# EXERCISE TASK
Can you copy the listing below word for word, from its very beginning through the line containing "- column-header-type[interactable]: Type: [690, 225, 886, 267]", with both ends included?

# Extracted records
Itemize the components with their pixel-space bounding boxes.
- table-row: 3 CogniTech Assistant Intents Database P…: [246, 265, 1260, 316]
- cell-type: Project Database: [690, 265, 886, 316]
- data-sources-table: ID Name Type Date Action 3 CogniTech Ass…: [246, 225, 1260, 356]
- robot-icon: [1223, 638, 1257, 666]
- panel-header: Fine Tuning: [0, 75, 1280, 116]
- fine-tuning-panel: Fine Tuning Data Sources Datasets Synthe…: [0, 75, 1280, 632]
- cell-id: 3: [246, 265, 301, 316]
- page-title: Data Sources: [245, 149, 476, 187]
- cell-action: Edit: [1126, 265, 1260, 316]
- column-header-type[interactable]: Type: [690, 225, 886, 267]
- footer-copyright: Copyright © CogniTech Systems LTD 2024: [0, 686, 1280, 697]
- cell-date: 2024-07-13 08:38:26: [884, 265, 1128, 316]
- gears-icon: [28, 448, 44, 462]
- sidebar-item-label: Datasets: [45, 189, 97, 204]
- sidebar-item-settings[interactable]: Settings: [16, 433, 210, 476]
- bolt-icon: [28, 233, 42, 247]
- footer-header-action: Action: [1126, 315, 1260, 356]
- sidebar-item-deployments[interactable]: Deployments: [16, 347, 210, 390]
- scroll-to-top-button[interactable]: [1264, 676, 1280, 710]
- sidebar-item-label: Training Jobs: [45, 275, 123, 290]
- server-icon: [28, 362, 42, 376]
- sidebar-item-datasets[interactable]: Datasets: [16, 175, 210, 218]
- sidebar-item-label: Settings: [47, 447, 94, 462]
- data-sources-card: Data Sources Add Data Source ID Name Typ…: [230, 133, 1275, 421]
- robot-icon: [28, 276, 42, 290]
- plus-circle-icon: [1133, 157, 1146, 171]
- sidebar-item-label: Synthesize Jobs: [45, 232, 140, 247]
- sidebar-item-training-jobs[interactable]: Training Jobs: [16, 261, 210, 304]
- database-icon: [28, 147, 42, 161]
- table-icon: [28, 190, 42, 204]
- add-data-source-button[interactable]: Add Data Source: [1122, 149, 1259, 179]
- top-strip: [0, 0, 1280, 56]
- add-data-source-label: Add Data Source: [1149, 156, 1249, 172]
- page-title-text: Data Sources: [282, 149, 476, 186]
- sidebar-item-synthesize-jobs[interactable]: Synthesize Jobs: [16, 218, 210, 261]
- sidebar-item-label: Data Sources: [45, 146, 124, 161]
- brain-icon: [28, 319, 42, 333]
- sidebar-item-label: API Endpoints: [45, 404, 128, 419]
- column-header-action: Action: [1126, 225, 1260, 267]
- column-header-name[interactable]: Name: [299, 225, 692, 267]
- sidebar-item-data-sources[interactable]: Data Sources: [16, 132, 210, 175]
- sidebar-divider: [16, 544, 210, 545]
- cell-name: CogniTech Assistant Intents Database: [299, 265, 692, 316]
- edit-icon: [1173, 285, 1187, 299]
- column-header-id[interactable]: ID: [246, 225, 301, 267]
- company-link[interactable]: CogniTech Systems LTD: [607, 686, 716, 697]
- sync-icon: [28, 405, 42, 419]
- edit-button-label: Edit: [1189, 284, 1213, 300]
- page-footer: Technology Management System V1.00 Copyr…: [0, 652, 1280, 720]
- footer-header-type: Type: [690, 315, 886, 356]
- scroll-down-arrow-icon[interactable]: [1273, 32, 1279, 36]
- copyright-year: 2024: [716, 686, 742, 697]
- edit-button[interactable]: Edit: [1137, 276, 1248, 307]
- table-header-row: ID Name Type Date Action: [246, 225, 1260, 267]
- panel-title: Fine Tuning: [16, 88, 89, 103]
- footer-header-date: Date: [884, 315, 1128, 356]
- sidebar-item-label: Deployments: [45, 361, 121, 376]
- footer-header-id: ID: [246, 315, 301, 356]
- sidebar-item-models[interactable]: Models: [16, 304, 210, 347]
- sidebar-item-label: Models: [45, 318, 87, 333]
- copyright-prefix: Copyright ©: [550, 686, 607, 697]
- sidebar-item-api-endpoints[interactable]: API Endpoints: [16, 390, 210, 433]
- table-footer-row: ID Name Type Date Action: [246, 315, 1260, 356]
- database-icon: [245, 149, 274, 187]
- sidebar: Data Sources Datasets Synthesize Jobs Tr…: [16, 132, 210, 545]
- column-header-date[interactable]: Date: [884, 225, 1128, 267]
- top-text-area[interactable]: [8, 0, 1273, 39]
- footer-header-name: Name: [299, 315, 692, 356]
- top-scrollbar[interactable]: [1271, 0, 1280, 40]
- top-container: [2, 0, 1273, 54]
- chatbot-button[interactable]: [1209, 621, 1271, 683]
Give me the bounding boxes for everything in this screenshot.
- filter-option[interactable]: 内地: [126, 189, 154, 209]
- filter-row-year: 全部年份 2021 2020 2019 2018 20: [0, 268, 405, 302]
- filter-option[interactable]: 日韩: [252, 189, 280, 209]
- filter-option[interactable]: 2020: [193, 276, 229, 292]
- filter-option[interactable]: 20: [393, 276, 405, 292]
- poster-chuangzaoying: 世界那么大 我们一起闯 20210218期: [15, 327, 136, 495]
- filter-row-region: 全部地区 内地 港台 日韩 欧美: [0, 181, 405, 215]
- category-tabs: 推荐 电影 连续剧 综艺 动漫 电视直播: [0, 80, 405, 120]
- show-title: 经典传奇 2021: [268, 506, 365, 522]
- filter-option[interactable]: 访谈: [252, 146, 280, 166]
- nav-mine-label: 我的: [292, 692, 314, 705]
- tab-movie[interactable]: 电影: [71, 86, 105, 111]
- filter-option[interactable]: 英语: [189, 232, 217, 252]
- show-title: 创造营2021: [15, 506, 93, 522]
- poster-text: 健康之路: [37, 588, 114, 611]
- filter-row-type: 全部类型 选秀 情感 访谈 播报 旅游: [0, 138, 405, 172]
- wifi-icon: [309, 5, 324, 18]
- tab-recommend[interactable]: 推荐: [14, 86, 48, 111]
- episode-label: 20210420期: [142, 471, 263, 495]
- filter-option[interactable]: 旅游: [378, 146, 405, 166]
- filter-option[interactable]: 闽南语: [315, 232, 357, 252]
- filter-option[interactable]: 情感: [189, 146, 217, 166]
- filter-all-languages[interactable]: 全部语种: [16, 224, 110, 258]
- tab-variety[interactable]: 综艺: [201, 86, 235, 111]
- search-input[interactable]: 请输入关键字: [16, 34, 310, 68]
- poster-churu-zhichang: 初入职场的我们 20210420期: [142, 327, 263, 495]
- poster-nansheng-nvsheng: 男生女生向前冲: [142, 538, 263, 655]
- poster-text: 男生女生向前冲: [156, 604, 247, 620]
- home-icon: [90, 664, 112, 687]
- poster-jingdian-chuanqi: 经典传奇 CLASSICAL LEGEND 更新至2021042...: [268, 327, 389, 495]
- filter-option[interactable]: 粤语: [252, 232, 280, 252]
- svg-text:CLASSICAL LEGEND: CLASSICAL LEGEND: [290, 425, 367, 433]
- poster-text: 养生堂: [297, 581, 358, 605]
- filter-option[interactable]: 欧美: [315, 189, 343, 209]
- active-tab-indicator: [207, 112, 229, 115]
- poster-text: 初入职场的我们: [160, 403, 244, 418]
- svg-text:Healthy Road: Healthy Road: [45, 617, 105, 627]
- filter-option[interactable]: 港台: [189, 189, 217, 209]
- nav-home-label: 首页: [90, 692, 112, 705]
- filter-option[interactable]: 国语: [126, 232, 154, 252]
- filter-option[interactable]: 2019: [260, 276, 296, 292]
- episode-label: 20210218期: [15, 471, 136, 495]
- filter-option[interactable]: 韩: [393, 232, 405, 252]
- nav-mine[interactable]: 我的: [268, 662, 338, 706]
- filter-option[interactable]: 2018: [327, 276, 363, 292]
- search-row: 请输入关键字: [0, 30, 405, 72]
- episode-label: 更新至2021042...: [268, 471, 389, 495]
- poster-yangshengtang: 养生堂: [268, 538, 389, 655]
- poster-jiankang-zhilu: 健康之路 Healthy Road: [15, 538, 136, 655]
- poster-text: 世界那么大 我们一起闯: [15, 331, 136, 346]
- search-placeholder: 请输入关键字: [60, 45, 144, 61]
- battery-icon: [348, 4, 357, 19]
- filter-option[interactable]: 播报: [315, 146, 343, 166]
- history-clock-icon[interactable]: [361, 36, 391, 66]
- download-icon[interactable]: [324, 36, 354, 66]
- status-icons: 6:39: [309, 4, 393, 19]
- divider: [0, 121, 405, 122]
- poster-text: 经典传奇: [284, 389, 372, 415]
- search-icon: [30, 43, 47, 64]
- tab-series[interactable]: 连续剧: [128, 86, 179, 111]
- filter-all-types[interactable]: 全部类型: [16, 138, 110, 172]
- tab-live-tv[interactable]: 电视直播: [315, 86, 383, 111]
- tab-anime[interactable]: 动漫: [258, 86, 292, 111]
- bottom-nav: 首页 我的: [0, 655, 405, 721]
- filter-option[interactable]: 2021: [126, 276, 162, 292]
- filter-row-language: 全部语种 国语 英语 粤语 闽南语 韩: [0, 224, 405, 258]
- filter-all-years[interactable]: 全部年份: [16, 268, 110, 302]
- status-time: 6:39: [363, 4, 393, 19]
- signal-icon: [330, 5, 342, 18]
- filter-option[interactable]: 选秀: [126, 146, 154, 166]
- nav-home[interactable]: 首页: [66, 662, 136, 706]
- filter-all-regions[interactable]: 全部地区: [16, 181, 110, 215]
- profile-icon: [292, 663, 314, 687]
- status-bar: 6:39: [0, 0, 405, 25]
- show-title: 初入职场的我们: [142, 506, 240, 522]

# WRITTEN SOLUTION
Itemize the components with their pixel-space bounding boxes.
- table-row: 3 CogniTech Assistant Intents Database P…: [246, 265, 1260, 316]
- cell-type: Project Database: [690, 265, 886, 316]
- data-sources-table: ID Name Type Date Action 3 CogniTech Ass…: [246, 225, 1260, 356]
- robot-icon: [1223, 638, 1257, 666]
- panel-header: Fine Tuning: [0, 75, 1280, 116]
- fine-tuning-panel: Fine Tuning Data Sources Datasets Synthe…: [0, 75, 1280, 632]
- cell-id: 3: [246, 265, 301, 316]
- page-title: Data Sources: [245, 149, 476, 187]
- cell-action: Edit: [1126, 265, 1260, 316]
- column-header-type[interactable]: Type: [690, 225, 886, 267]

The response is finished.